Problem: Give back the full listing, character for character, with no pictures.

[Extracted data entries]

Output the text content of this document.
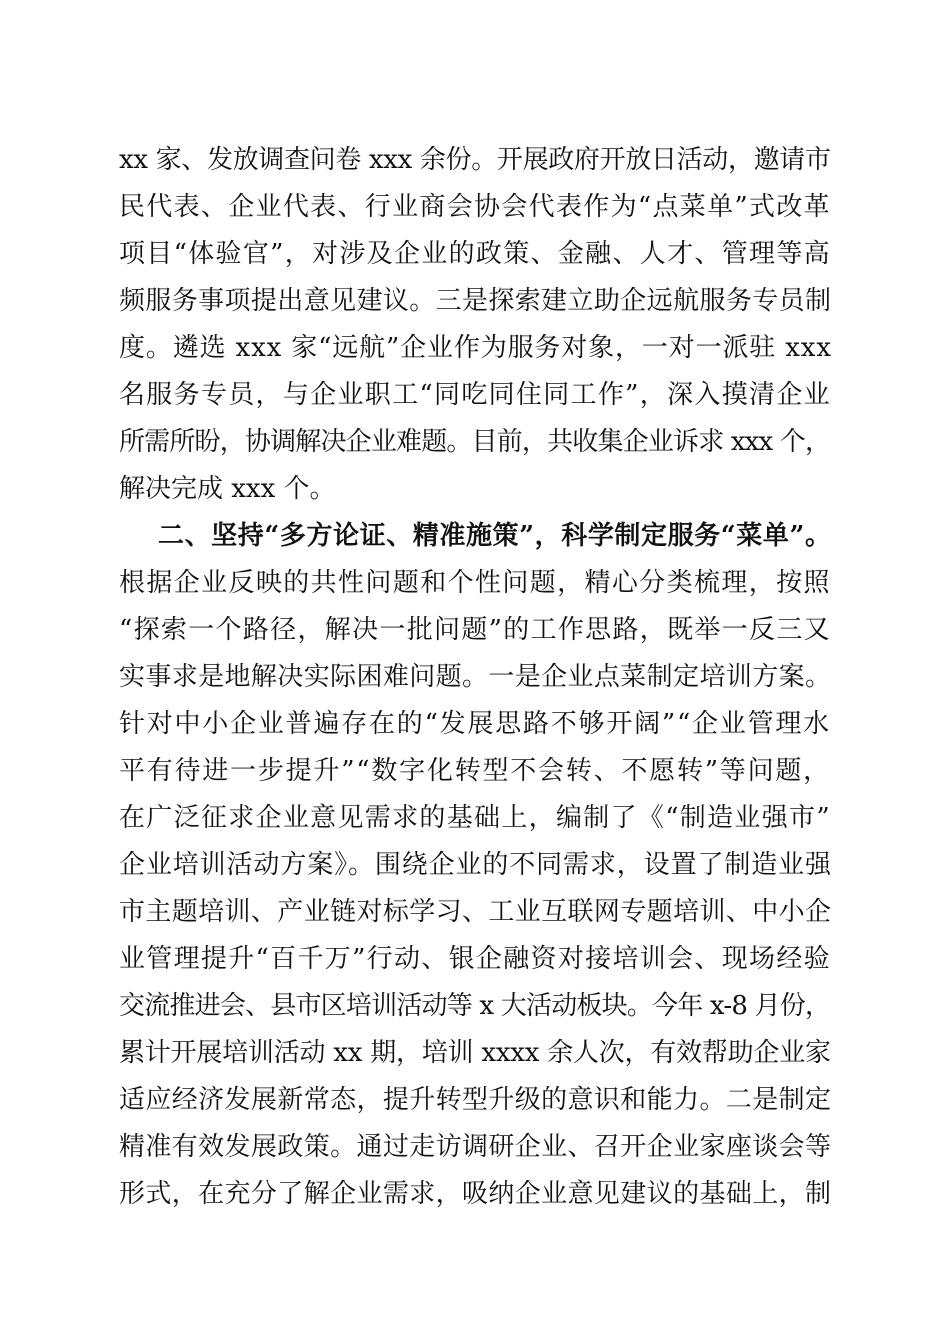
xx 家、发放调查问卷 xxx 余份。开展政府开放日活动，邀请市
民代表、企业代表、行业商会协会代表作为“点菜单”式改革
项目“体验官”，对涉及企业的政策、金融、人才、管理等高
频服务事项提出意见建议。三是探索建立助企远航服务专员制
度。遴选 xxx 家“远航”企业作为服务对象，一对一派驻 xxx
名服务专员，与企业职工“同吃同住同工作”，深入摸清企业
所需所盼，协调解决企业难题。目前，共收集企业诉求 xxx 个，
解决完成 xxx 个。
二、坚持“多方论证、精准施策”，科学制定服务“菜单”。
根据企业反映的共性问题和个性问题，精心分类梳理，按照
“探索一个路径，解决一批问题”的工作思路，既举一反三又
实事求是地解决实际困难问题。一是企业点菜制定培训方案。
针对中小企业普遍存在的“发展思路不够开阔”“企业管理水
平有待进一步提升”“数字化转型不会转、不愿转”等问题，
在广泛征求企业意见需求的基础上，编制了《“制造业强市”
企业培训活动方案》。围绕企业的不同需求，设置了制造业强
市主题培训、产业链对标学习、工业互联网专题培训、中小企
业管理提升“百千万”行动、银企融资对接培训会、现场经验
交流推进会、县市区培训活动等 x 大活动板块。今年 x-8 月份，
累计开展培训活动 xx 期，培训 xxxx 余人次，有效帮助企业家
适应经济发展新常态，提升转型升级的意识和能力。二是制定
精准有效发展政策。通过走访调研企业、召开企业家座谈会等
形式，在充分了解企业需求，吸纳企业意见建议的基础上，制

Finished task:
Output the text content of this document.
xx 家、发放调查问卷 xxx 余份。开展政府开放日活动，邀请市
民代表、企业代表、行业商会协会代表作为“点菜单”式改革
项目“体验官”，对涉及企业的政策、金融、人才、管理等高
频服务事项提出意见建议。三是探索建立助企远航服务专员制
度。遴选 xxx 家“远航”企业作为服务对象，一对一派驻 xxx
名服务专员，与企业职工“同吃同住同工作”，深入摸清企业
所需所盼，协调解决企业难题。目前，共收集企业诉求 xxx 个，
解决完成 xxx 个。
二、坚持“多方论证、精准施策”，科学制定服务“菜单”。
根据企业反映的共性问题和个性问题，精心分类梳理，按照
“探索一个路径，解决一批问题”的工作思路，既举一反三又
实事求是地解决实际困难问题。一是企业点菜制定培训方案。
针对中小企业普遍存在的“发展思路不够开阔”“企业管理水
平有待进一步提升”“数字化转型不会转、不愿转”等问题，
在广泛征求企业意见需求的基础上，编制了《“制造业强市”
企业培训活动方案》。围绕企业的不同需求，设置了制造业强
市主题培训、产业链对标学习、工业互联网专题培训、中小企
业管理提升“百千万”行动、银企融资对接培训会、现场经验
交流推进会、县市区培训活动等 x 大活动板块。今年 x-8 月份，
累计开展培训活动 xx 期，培训 xxxx 余人次，有效帮助企业家
适应经济发展新常态，提升转型升级的意识和能力。二是制定
精准有效发展政策。通过走访调研企业、召开企业家座谈会等
形式，在充分了解企业需求，吸纳企业意见建议的基础上，制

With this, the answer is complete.